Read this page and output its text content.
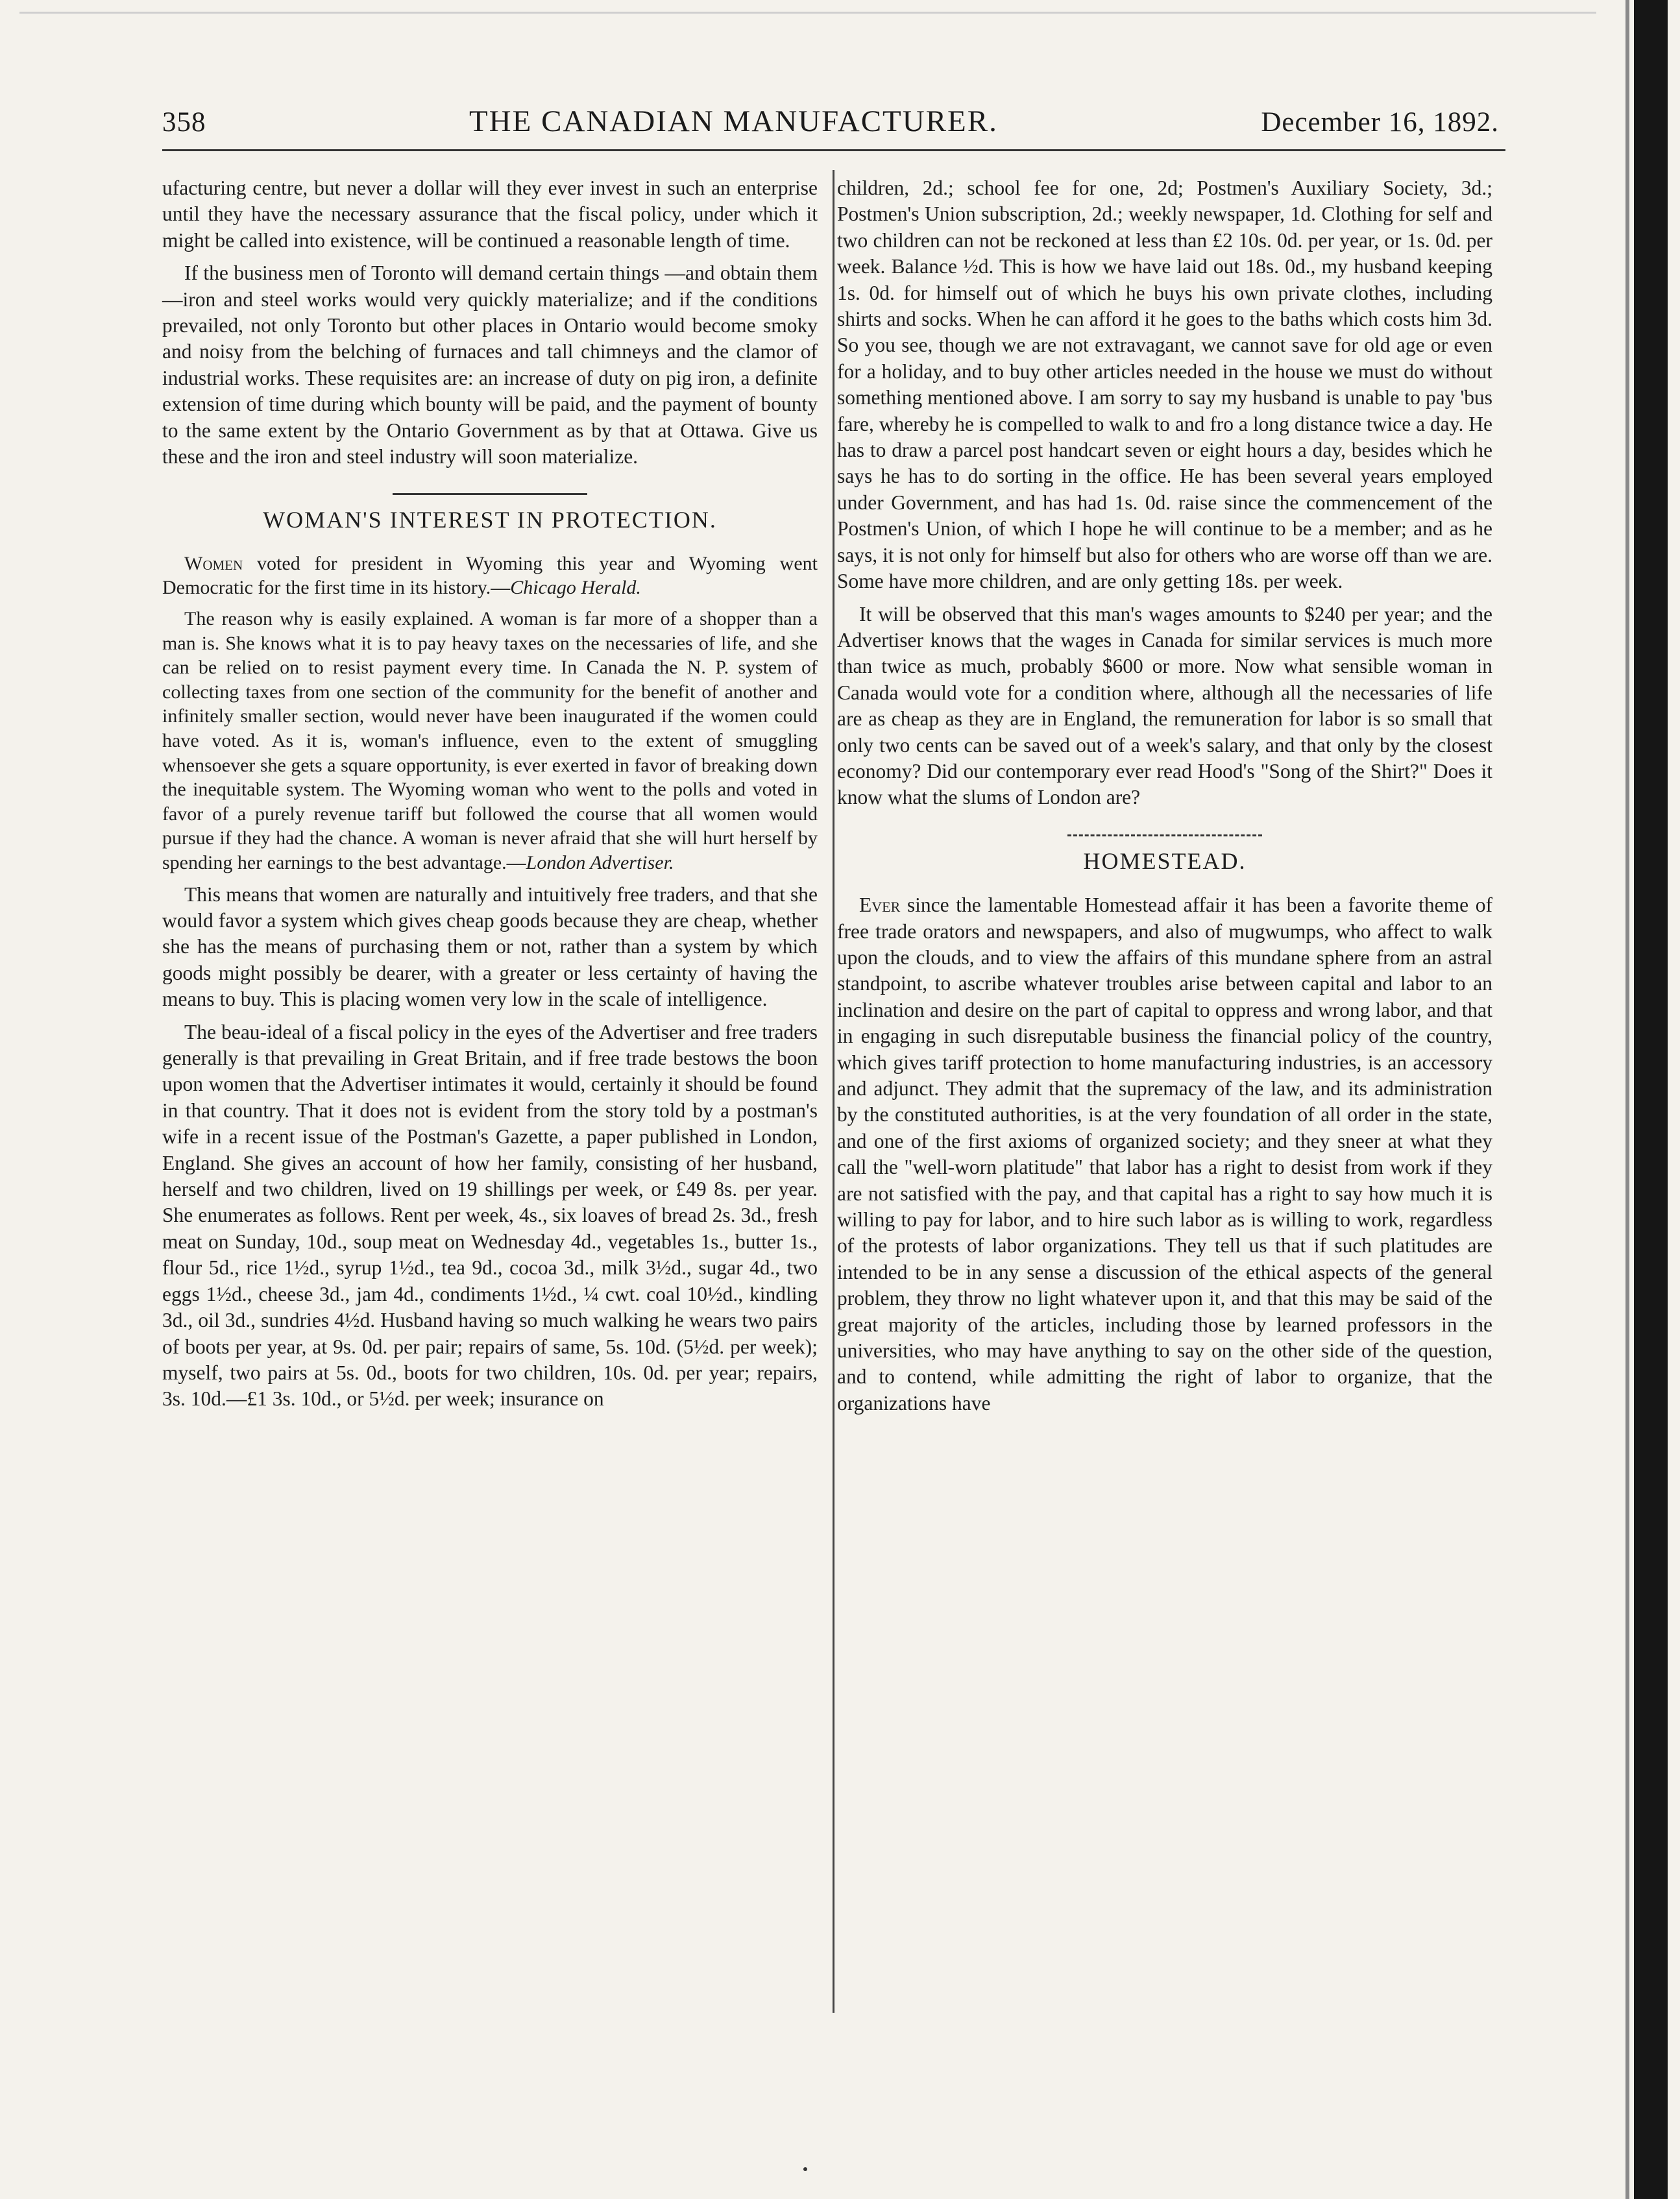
358	THE CANADIAN MANUFACTURER.	December 16, 1892.

ufacturing centre, but never a dollar will they ever invest in such an enterprise until they have the necessary assurance that the fiscal policy, under which it might be called into existence, will be continued a reasonable length of time.

If the business men of Toronto will demand certain things —and obtain them—iron and steel works would very quickly materialize; and if the conditions prevailed, not only Toronto but other places in Ontario would become smoky and noisy from the belching of furnaces and tall chimneys and the clamor of industrial works. These requisites are: an increase of duty on pig iron, a definite extension of time during which bounty will be paid, and the payment of bounty to the same extent by the Ontario Government as by that at Ottawa. Give us these and the iron and steel industry will soon materialize.

WOMAN'S INTEREST IN PROTECTION.

Women voted for president in Wyoming this year and Wyoming went Democratic for the first time in its history.—Chicago Herald.

The reason why is easily explained. A woman is far more of a shopper than a man is. She knows what it is to pay heavy taxes on the necessaries of life, and she can be relied on to resist payment every time. In Canada the N. P. system of collecting taxes from one section of the community for the benefit of another and infinitely smaller section, would never have been inaugurated if the women could have voted. As it is, woman's influence, even to the extent of smuggling whensoever she gets a square opportunity, is ever exerted in favor of breaking down the inequitable system. The Wyoming woman who went to the polls and voted in favor of a purely revenue tariff but followed the course that all women would pursue if they had the chance. A woman is never afraid that she will hurt herself by spending her earnings to the best advantage.—London Advertiser.

This means that women are naturally and intuitively free traders, and that she would favor a system which gives cheap goods because they are cheap, whether she has the means of purchasing them or not, rather than a system by which goods might possibly be dearer, with a greater or less certainty of having the means to buy. This is placing women very low in the scale of intelligence.

The beau-ideal of a fiscal policy in the eyes of the Advertiser and free traders generally is that prevailing in Great Britain, and if free trade bestows the boon upon women that the Advertiser intimates it would, certainly it should be found in that country. That it does not is evident from the story told by a postman's wife in a recent issue of the Postman's Gazette, a paper published in London, England. She gives an account of how her family, consisting of her husband, herself and two children, lived on 19 shillings per week, or £49 8s. per year. She enumerates as follows. Rent per week, 4s., six loaves of bread 2s. 3d., fresh meat on Sunday, 10d., soup meat on Wednesday 4d., vegetables 1s., butter 1s., flour 5d., rice 1½d., syrup 1½d., tea 9d., cocoa 3d., milk 3½d., sugar 4d., two eggs 1½d., cheese 3d., jam 4d., condiments 1½d., ¼ cwt. coal 10½d., kindling 3d., oil 3d., sundries 4½d. Husband having so much walking he wears two pairs of boots per year, at 9s. 0d. per pair; repairs of same, 5s. 10d. (5½d. per week); myself, two pairs at 5s. 0d., boots for two children, 10s. 0d. per year; repairs, 3s. 10d.—£1 3s. 10d., or 5½d. per week; insurance on

children, 2d.; school fee for one, 2d; Postmen's Auxiliary Society, 3d.; Postmen's Union subscription, 2d.; weekly newspaper, 1d. Clothing for self and two children can not be reckoned at less than £2 10s. 0d. per year, or 1s. 0d. per week. Balance ½d. This is how we have laid out 18s. 0d., my husband keeping 1s. 0d. for himself out of which he buys his own private clothes, including shirts and socks. When he can afford it he goes to the baths which costs him 3d. So you see, though we are not extravagant, we cannot save for old age or even for a holiday, and to buy other articles needed in the house we must do without something mentioned above. I am sorry to say my husband is unable to pay 'bus fare, whereby he is compelled to walk to and fro a long distance twice a day. He has to draw a parcel post handcart seven or eight hours a day, besides which he says he has to do sorting in the office. He has been several years employed under Government, and has had 1s. 0d. raise since the commencement of the Postmen's Union, of which I hope he will continue to be a member; and as he says, it is not only for himself but also for others who are worse off than we are. Some have more children, and are only getting 18s. per week.

It will be observed that this man's wages amounts to $240 per year; and the Advertiser knows that the wages in Canada for similar services is much more than twice as much, probably $600 or more. Now what sensible woman in Canada would vote for a condition where, although all the necessaries of life are as cheap as they are in England, the remuneration for labor is so small that only two cents can be saved out of a week's salary, and that only by the closest economy? Did our contemporary ever read Hood's "Song of the Shirt?" Does it know what the slums of London are?

HOMESTEAD.

Ever since the lamentable Homestead affair it has been a favorite theme of free trade orators and newspapers, and also of mugwumps, who affect to walk upon the clouds, and to view the affairs of this mundane sphere from an astral standpoint, to ascribe whatever troubles arise between capital and labor to an inclination and desire on the part of capital to oppress and wrong labor, and that in engaging in such disreputable business the financial policy of the country, which gives tariff protection to home manufacturing industries, is an accessory and adjunct. They admit that the supremacy of the law, and its administration by the constituted authorities, is at the very foundation of all order in the state, and one of the first axioms of organized society; and they sneer at what they call the "well-worn platitude" that labor has a right to desist from work if they are not satisfied with the pay, and that capital has a right to say how much it is willing to pay for labor, and to hire such labor as is willing to work, regardless of the protests of labor organizations. They tell us that if such platitudes are intended to be in any sense a discussion of the ethical aspects of the general problem, they throw no light whatever upon it, and that this may be said of the great majority of the articles, including those by learned professors in the universities, who may have anything to say on the other side of the question, and to contend, while admitting the right of labor to organize, that the organizations have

========

Within the listing above, copy each line that has the string "cheap".

This means that women are naturally and intuitively free traders, and that she would favor a system which gives cheap goods because they are cheap, whether she has the means of purchasing them or not, rather than a system by which goods might possibly be dearer, with a greater or less certainty of having the means to buy. This is placing women very low in the scale of intelligence.
It will be observed that this man's wages amounts to $240 per year; and the Advertiser knows that the wages in Canada for similar services is much more than twice as much, probably $600 or more. Now what sensible woman in Canada would vote for a condition where, although all the necessaries of life are as cheap as they are in England, the remuneration for labor is so small that only two cents can be saved out of a week's salary, and that only by the closest economy? Did our contemporary ever read Hood's "Song of the Shirt?" Does it know what the slums of London are?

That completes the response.